Die Parteien in Athen können sich offenbar nicht auf eine Regierung einigen. Müssen die Griechen im kommenden Monat erneut wählen?

Athen/Luxemburg. Nach dem Scheitern von Konservativen und Radikalen Linken will der Sozialist Evangelos Venizelos am Donnerstag einen letzten Versuch zur Bildung einer neuen griechischen Regierung starten. Die Erfolgschancen werden als nicht sehr hoch eingeschätzt. Die Pasok war bei der Wahl am Sonntag drittstärkste Kraft im Parlament in Athen geworden. Sollten alle Sondierungsgespräche zur Bildung einer neuen Regierung scheitern, böte ein Treffen aller Parteiführer bei Präsident Karolos Papoulias die allerletzte Chance, Neuwahlen innerhalb von 30 Tagen abzuwenden. Falls das nicht gelingt, gilt der 17. Juni als wahrscheinlicher Wahltermin.

********************

FRAGEN UND AUFGABEN:
- a) Übersetze den folgenden Satz aus dem Textauszug ins Englische: „Die Pasok war bei der Wahl am Sonntag drittstärkste Kraft im Parlament in Athen geworden.“
- b) Wer will laut dem Textauszug am Donnerstag einen letzten Versuch zur Bildung einer neuen griechischen Regierung starten?
- c) Gib aus dem Textauszug den Abschnitt wortgetreu wieder, der mit den Worten „Athen/Luxemburg. Nach dem“ einsetzt und mit „als wahrscheinlicher Wahltermin.“ schließt.
Die Einträge werden zur Bearbeitung nicht benötigt.

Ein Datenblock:
********************

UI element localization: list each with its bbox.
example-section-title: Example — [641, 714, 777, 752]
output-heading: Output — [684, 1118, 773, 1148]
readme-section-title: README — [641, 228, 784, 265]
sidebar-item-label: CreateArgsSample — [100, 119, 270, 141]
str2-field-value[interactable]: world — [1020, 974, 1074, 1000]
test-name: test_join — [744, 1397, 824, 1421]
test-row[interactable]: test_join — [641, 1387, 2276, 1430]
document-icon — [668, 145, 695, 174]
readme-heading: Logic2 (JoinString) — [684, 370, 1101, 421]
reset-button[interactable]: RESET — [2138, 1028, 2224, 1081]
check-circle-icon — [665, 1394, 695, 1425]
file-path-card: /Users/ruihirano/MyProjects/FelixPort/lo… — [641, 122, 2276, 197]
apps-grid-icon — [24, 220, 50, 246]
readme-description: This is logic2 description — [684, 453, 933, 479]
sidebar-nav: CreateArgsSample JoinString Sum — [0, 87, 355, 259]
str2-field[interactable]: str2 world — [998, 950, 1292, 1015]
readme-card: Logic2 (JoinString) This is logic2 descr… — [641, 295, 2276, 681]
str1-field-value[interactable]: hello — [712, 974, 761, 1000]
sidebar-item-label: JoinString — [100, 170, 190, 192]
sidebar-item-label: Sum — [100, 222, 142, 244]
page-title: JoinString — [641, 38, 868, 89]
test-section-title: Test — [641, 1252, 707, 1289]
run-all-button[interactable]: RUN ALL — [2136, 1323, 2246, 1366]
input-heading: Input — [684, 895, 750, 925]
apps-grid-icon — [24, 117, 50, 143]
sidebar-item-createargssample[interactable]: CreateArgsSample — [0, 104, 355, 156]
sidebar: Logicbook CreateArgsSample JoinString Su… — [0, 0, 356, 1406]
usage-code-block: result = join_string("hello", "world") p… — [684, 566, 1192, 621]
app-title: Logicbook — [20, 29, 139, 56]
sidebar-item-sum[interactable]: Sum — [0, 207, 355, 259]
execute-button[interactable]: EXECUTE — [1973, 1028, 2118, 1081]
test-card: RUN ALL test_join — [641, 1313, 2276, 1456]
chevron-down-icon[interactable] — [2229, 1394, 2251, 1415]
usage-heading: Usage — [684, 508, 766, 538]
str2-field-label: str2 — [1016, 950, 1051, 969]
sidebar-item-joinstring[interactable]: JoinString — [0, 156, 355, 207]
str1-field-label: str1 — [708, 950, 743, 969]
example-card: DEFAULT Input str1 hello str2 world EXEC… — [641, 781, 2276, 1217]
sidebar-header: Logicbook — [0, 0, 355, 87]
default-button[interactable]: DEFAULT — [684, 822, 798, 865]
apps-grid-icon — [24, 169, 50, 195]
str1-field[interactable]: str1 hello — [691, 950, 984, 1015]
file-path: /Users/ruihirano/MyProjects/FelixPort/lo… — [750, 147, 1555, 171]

********************

GELÖSTE AUFGABEN:
- a) In Sunday's election, Pasok had become the third-strongest force in the parliament in Athens.

- b) Der Sozialist Evangelos Venizelos.

- c)
Athen/Luxemburg. Nach dem Scheitern von Konservativen und Radikalen Linken will der Sozialist Evangelos Venizelos am Donnerstag einen letzten Versuch zur Bildung einer neuen griechischen Regierung starten. Die Erfolgschancen werden als nicht sehr hoch eingeschätzt. Die Pasok war bei der Wahl am Sonntag drittstärkste Kraft im Parlament in Athen geworden. Sollten alle Sondierungsgespräche zur Bildung einer neuen Regierung scheitern, böte ein Treffen aller Parteiführer bei Präsident Karolos Papoulias die allerletzte Chance, Neuwahlen innerhalb von 30 Tagen abzuwenden. Falls das nicht gelingt, gilt der 17. Juni als wahrscheinlicher Wahltermin.